Element and region data
Begin

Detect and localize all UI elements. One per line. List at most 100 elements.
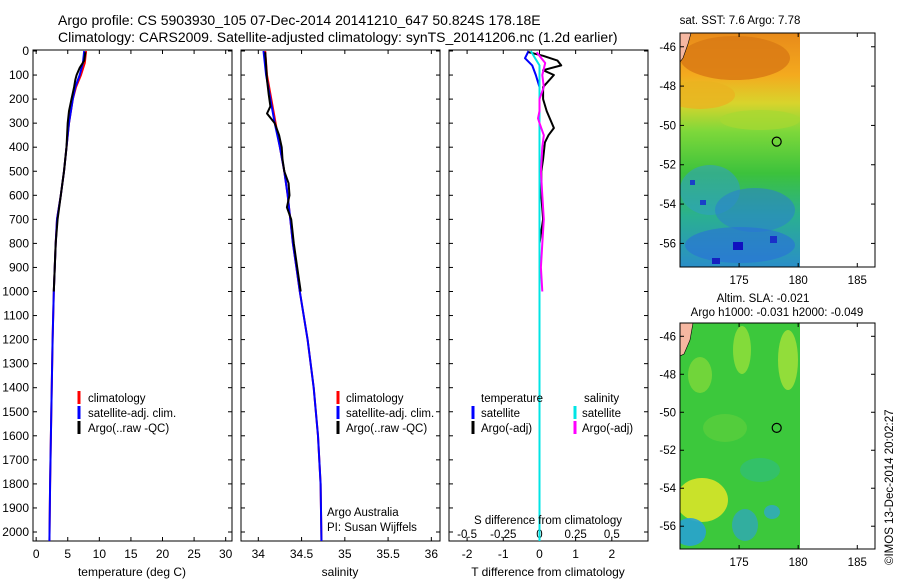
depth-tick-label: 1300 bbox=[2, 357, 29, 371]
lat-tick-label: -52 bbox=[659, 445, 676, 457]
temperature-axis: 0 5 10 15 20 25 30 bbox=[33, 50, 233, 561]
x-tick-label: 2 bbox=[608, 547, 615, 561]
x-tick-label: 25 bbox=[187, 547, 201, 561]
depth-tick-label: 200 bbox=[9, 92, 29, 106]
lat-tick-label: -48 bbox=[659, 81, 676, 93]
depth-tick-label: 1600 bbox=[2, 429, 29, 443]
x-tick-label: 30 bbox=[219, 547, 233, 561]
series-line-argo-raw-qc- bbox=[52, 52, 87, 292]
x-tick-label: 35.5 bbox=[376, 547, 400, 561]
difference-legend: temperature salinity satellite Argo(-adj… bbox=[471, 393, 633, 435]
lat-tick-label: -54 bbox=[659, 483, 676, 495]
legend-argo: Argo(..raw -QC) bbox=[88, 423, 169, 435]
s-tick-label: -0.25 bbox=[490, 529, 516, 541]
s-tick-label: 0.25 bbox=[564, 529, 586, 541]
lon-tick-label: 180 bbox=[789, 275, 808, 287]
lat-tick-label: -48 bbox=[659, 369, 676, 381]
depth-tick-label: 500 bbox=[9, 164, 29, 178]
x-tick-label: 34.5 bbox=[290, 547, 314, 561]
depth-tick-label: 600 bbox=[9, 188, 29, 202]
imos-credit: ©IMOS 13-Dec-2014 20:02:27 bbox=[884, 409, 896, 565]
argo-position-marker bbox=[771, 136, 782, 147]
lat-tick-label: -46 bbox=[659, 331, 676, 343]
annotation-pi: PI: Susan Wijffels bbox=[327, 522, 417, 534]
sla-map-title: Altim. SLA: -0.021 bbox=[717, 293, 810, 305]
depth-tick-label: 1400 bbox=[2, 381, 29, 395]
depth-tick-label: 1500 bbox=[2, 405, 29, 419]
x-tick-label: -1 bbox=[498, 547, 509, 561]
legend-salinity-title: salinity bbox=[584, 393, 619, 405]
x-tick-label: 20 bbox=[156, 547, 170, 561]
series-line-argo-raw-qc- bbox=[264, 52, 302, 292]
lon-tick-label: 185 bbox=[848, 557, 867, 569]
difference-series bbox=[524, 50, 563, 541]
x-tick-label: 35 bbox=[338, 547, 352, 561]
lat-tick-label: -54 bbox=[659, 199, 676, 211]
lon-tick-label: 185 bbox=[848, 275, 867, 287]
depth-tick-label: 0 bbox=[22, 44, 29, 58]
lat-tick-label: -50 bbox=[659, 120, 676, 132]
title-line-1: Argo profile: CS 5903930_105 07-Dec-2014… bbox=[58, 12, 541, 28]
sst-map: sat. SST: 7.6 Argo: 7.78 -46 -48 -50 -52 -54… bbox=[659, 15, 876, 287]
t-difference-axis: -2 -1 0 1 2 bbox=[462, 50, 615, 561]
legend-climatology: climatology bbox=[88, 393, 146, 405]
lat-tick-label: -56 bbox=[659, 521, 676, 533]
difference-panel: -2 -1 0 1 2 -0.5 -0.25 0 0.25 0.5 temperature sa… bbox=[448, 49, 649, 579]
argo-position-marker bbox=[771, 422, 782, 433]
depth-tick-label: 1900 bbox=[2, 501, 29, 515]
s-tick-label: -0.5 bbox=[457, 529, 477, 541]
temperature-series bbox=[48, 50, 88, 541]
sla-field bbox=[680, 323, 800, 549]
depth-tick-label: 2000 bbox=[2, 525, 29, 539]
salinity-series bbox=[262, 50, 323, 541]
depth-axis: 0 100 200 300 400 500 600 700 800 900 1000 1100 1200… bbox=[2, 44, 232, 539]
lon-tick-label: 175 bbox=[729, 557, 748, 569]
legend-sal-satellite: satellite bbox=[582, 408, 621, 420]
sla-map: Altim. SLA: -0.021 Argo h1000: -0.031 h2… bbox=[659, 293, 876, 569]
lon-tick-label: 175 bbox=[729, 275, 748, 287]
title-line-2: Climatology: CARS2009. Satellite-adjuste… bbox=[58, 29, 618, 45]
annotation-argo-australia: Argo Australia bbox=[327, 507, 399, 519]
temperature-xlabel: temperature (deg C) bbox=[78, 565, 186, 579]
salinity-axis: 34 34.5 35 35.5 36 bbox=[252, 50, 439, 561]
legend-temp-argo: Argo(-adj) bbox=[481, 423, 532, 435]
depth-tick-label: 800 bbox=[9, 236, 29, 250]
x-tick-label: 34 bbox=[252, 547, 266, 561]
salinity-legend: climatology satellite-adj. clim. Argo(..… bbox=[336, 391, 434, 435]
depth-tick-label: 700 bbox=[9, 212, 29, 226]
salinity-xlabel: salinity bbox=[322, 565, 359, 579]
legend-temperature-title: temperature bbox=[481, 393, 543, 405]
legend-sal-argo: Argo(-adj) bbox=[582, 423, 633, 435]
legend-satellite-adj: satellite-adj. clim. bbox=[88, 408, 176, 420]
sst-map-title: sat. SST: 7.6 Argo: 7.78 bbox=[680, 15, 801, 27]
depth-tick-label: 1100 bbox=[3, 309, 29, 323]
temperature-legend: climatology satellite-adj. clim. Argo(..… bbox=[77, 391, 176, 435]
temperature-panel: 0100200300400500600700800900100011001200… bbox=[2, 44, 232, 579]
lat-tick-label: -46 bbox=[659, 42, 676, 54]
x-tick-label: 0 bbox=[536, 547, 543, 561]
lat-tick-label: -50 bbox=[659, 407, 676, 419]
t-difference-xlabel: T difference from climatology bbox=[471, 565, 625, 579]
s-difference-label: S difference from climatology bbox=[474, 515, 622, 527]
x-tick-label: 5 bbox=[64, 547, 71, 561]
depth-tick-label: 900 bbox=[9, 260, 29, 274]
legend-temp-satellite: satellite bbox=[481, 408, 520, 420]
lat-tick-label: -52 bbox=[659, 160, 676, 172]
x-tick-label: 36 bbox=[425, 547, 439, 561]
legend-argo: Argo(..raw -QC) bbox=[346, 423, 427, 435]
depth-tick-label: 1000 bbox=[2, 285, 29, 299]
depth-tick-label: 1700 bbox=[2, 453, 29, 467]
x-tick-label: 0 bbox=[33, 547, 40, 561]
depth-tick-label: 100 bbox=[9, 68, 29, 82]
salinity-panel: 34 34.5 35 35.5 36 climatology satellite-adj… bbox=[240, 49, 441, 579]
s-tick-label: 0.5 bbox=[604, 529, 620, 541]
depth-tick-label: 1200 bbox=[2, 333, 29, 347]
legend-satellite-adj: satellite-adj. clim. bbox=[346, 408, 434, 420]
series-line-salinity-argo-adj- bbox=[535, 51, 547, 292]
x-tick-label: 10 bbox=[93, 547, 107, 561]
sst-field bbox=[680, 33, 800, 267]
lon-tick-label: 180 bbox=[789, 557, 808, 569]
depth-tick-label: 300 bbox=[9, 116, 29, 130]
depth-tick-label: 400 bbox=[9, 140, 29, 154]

End
Begin

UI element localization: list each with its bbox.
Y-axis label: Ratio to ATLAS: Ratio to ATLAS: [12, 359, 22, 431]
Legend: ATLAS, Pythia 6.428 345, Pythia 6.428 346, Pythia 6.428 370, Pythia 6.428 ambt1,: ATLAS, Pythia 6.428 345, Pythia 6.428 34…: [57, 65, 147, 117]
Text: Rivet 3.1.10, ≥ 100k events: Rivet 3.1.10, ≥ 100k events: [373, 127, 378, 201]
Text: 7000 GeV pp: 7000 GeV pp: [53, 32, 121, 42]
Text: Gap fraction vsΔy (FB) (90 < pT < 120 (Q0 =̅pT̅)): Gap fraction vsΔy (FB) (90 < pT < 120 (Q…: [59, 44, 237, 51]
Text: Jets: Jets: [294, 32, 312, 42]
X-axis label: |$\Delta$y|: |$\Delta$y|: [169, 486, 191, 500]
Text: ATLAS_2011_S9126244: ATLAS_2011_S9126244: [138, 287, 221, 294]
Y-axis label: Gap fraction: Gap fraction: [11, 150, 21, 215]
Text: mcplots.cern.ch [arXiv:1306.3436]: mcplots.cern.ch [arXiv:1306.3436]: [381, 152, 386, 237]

End
Begin

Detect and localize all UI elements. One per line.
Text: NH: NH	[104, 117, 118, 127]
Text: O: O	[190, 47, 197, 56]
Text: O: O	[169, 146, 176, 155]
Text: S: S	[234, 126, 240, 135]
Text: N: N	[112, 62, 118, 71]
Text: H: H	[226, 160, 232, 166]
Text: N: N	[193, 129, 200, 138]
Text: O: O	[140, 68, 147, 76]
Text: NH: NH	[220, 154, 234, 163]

End

* **Stated goal**
Reproduce the rows above verbatim, beginning at the line that contains "UI element localization: list" and stopping after the line that contains "Text: 7000 GeV".

* **Answer to the exercise**
UI element localization: list each with its bbox.
Y-axis label: Ratio to ATLAS: Ratio to ATLAS: [12, 359, 22, 431]
Legend: ATLAS, Pythia 6.428 345, Pythia 6.428 346, Pythia 6.428 370, Pythia 6.428 ambt1,: ATLAS, Pythia 6.428 345, Pythia 6.428 34…: [57, 65, 147, 117]
Text: Rivet 3.1.10, ≥ 100k events: Rivet 3.1.10, ≥ 100k events: [373, 127, 378, 201]
Text: 7000 GeV pp: 7000 GeV pp: [53, 32, 121, 42]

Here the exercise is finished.